A block of data:
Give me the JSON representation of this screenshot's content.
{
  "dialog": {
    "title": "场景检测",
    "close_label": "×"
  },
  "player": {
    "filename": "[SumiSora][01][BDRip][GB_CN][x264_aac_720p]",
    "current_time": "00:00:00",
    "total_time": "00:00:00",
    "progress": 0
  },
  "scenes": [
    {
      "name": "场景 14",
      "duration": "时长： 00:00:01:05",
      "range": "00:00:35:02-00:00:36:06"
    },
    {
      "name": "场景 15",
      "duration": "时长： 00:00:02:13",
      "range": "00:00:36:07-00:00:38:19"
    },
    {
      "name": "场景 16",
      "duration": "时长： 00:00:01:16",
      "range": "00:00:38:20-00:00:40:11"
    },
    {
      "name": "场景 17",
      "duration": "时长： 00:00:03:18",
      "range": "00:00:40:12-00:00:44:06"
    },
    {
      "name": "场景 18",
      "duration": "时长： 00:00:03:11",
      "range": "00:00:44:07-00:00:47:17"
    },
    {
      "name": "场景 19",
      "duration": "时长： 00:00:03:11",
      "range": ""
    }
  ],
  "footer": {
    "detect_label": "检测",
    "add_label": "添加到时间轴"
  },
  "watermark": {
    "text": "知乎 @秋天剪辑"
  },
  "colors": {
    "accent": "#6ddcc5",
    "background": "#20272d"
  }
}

**Short exercise:**
Copy down the material exactly as written.

**Answer to the task:**
Give me the JSON representation of this screenshot's content.
{
  "dialog": {
    "title": "场景检测",
    "close_label": "×"
  },
  "player": {
    "filename": "[SumiSora][01][BDRip][GB_CN][x264_aac_720p]",
    "current_time": "00:00:00",
    "total_time": "00:00:00",
    "progress": 0
  },
  "scenes": [
    {
      "name": "场景 14",
      "duration": "时长： 00:00:01:05",
      "range": "00:00:35:02-00:00:36:06"
    },
    {
      "name": "场景 15",
      "duration": "时长： 00:00:02:13",
      "range": "00:00:36:07-00:00:38:19"
    },
    {
      "name": "场景 16",
      "duration": "时长： 00:00:01:16",
      "range": "00:00:38:20-00:00:40:11"
    },
    {
      "name": "场景 17",
      "duration": "时长： 00:00:03:18",
      "range": "00:00:40:12-00:00:44:06"
    },
    {
      "name": "场景 18",
      "duration": "时长： 00:00:03:11",
      "range": "00:00:44:07-00:00:47:17"
    },
    {
      "name": "场景 19",
      "duration": "时长： 00:00:03:11",
      "range": ""
    }
  ],
  "footer": {
    "detect_label": "检测",
    "add_label": "添加到时间轴"
  },
  "watermark": {
    "text": "知乎 @秋天剪辑"
  },
  "colors": {
    "accent": "#6ddcc5",
    "background": "#20272d"
  }
}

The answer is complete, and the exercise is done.